**WRITTEN REQUEST**
Repeat the records in full and exactly, omitting pictures.

======== EXERCISE MATERIALS

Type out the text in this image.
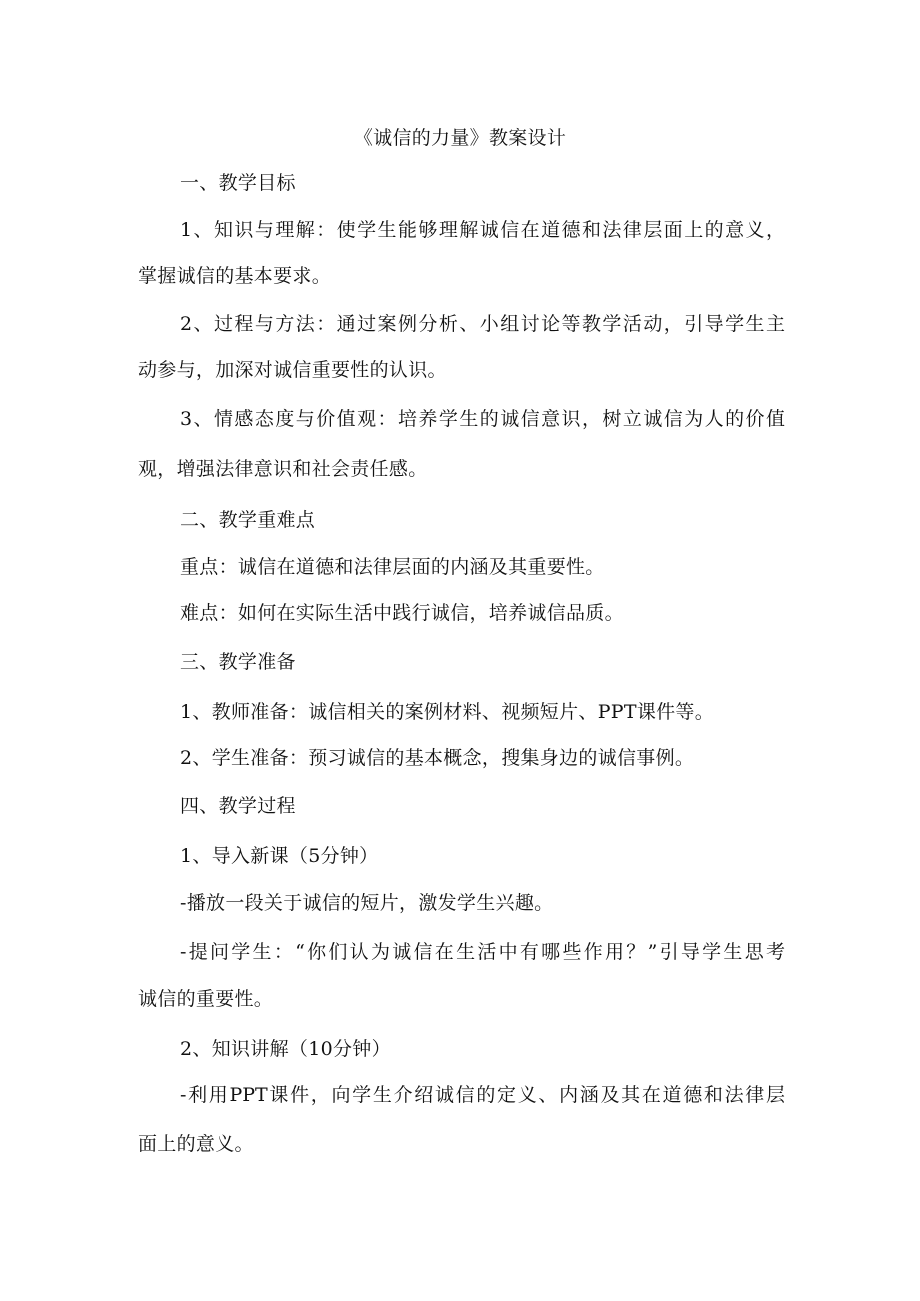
《诚信的力量》教案设计
一、教学目标
1、知识与理解：使学生能够理解诚信在道德和法律层面上的意义，
掌握诚信的基本要求。
2、过程与方法：通过案例分析、小组讨论等教学活动，引导学生主
动参与，加深对诚信重要性的认识。
3、情感态度与价值观：培养学生的诚信意识，树立诚信为人的价值
观，增强法律意识和社会责任感。
二、教学重难点
重点：诚信在道德和法律层面的内涵及其重要性。
难点：如何在实际生活中践行诚信，培养诚信品质。
三、教学准备
1、教师准备：诚信相关的案例材料、视频短片、PPT课件等。
2、学生准备：预习诚信的基本概念，搜集身边的诚信事例。
四、教学过程
1、导入新课（5分钟）
-播放一段关于诚信的短片，激发学生兴趣。
-提问学生：“你们认为诚信在生活中有哪些作用？”引导学生思考
诚信的重要性。
2、知识讲解（10分钟）
-利用PPT课件，向学生介绍诚信的定义、内涵及其在道德和法律层
面上的意义。
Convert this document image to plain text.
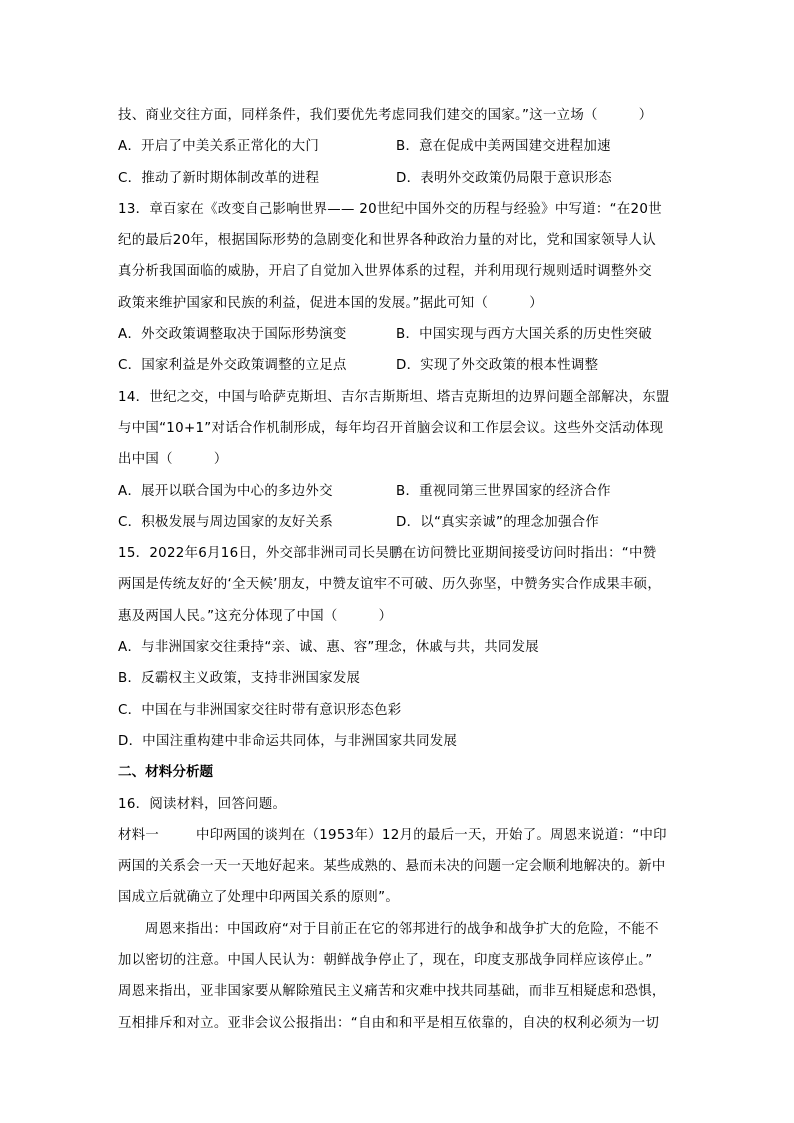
技、商业交往方面，同样条件，我们要优先考虑同我们建交的国家。”这一立场（　　　）
A．开启了中美关系正常化的大门	B．意在促成中美两国建交进程加速
C．推动了新时期体制改革的进程	D．表明外交政策仍局限于意识形态
13．章百家在《改变自己影响世界—— 20世纪中国外交的历程与经验》中写道：“在20世
纪的最后20年，根据国际形势的急剧变化和世界各种政治力量的对比，党和国家领导人认
真分析我国面临的威胁，开启了自觉加入世界体系的过程，并利用现行规则适时调整外交
政策来维护国家和民族的利益，促进本国的发展。”据此可知（　　　）
A．外交政策调整取决于国际形势演变	B．中国实现与西方大国关系的历史性突破
C．国家利益是外交政策调整的立足点	D．实现了外交政策的根本性调整
14．世纪之交，中国与哈萨克斯坦、吉尔吉斯斯坦、塔吉克斯坦的边界问题全部解决，东盟
与中国“10+1”对话合作机制形成，每年均召开首脑会议和工作层会议。这些外交活动体现
出中国（　　　）
A．展开以联合国为中心的多边外交	B．重视同第三世界国家的经济合作
C．积极发展与周边国家的友好关系	D．以“真实亲诚”的理念加强合作
15．2022年6月16日，外交部非洲司司长吴鹏在访问赞比亚期间接受访问时指出：“中赞
两国是传统友好的‘全天候’朋友，中赞友谊牢不可破、历久弥坚，中赞务实合作成果丰硕，
惠及两国人民。”这充分体现了中国（　　　）
A．与非洲国家交往秉持“亲、诚、惠、容”理念，休戚与共，共同发展
B．反霸权主义政策，支持非洲国家发展
C．中国在与非洲国家交往时带有意识形态色彩
D．中国注重构建中非命运共同体，与非洲国家共同发展
二、材料分析题
16．阅读材料，回答问题。
材料一	中印两国的谈判在（1953年）12月的最后一天，开始了。周恩来说道：“中印
两国的关系会一天一天地好起来。某些成熟的、悬而未决的问题一定会顺利地解决的。新中
国成立后就确立了处理中印两国关系的原则”。
周恩来指出：中国政府“对于目前正在它的邻邦进行的战争和战争扩大的危险，不能不
加以密切的注意。中国人民认为：朝鲜战争停止了，现在，印度支那战争同样应该停止。”
周恩来指出，亚非国家要从解除殖民主义痛苦和灾难中找共同基础，而非互相疑虑和恐惧，
互相排斥和对立。亚非会议公报指出：“自由和和平是相互依靠的，自决的权利必须为一切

================

**EXERCISE SOLUTION**
Type out the text in this image.
《诚信的力量》教案设计
一、教学目标
1、知识与理解：使学生能够理解诚信在道德和法律层面上的意义，
掌握诚信的基本要求。
2、过程与方法：通过案例分析、小组讨论等教学活动，引导学生主
动参与，加深对诚信重要性的认识。
3、情感态度与价值观：培养学生的诚信意识，树立诚信为人的价值
观，增强法律意识和社会责任感。
二、教学重难点
重点：诚信在道德和法律层面的内涵及其重要性。
难点：如何在实际生活中践行诚信，培养诚信品质。
三、教学准备
1、教师准备：诚信相关的案例材料、视频短片、PPT课件等。
2、学生准备：预习诚信的基本概念，搜集身边的诚信事例。
四、教学过程
1、导入新课（5分钟）
-播放一段关于诚信的短片，激发学生兴趣。
-提问学生：“你们认为诚信在生活中有哪些作用？”引导学生思考
诚信的重要性。
2、知识讲解（10分钟）
-利用PPT课件，向学生介绍诚信的定义、内涵及其在道德和法律层
面上的意义。
Convert this document image to plain text.
技、商业交往方面，同样条件，我们要优先考虑同我们建交的国家。”这一立场（　　　）
A．开启了中美关系正常化的大门	B．意在促成中美两国建交进程加速
C．推动了新时期体制改革的进程	D．表明外交政策仍局限于意识形态
13．章百家在《改变自己影响世界—— 20世纪中国外交的历程与经验》中写道：“在20世
纪的最后20年，根据国际形势的急剧变化和世界各种政治力量的对比，党和国家领导人认
真分析我国面临的威胁，开启了自觉加入世界体系的过程，并利用现行规则适时调整外交
政策来维护国家和民族的利益，促进本国的发展。”据此可知（　　　）
A．外交政策调整取决于国际形势演变	B．中国实现与西方大国关系的历史性突破
C．国家利益是外交政策调整的立足点	D．实现了外交政策的根本性调整
14．世纪之交，中国与哈萨克斯坦、吉尔吉斯斯坦、塔吉克斯坦的边界问题全部解决，东盟
与中国“10+1”对话合作机制形成，每年均召开首脑会议和工作层会议。这些外交活动体现
出中国（　　　）
A．展开以联合国为中心的多边外交	B．重视同第三世界国家的经济合作
C．积极发展与周边国家的友好关系	D．以“真实亲诚”的理念加强合作
15．2022年6月16日，外交部非洲司司长吴鹏在访问赞比亚期间接受访问时指出：“中赞
两国是传统友好的‘全天候’朋友，中赞友谊牢不可破、历久弥坚，中赞务实合作成果丰硕，
惠及两国人民。”这充分体现了中国（　　　）
A．与非洲国家交往秉持“亲、诚、惠、容”理念，休戚与共，共同发展
B．反霸权主义政策，支持非洲国家发展
C．中国在与非洲国家交往时带有意识形态色彩
D．中国注重构建中非命运共同体，与非洲国家共同发展
二、材料分析题
16．阅读材料，回答问题。
材料一	中印两国的谈判在（1953年）12月的最后一天，开始了。周恩来说道：“中印
两国的关系会一天一天地好起来。某些成熟的、悬而未决的问题一定会顺利地解决的。新中
国成立后就确立了处理中印两国关系的原则”。
周恩来指出：中国政府“对于目前正在它的邻邦进行的战争和战争扩大的危险，不能不
加以密切的注意。中国人民认为：朝鲜战争停止了，现在，印度支那战争同样应该停止。”
周恩来指出，亚非国家要从解除殖民主义痛苦和灾难中找共同基础，而非互相疑虑和恐惧，
互相排斥和对立。亚非会议公报指出：“自由和和平是相互依靠的，自决的权利必须为一切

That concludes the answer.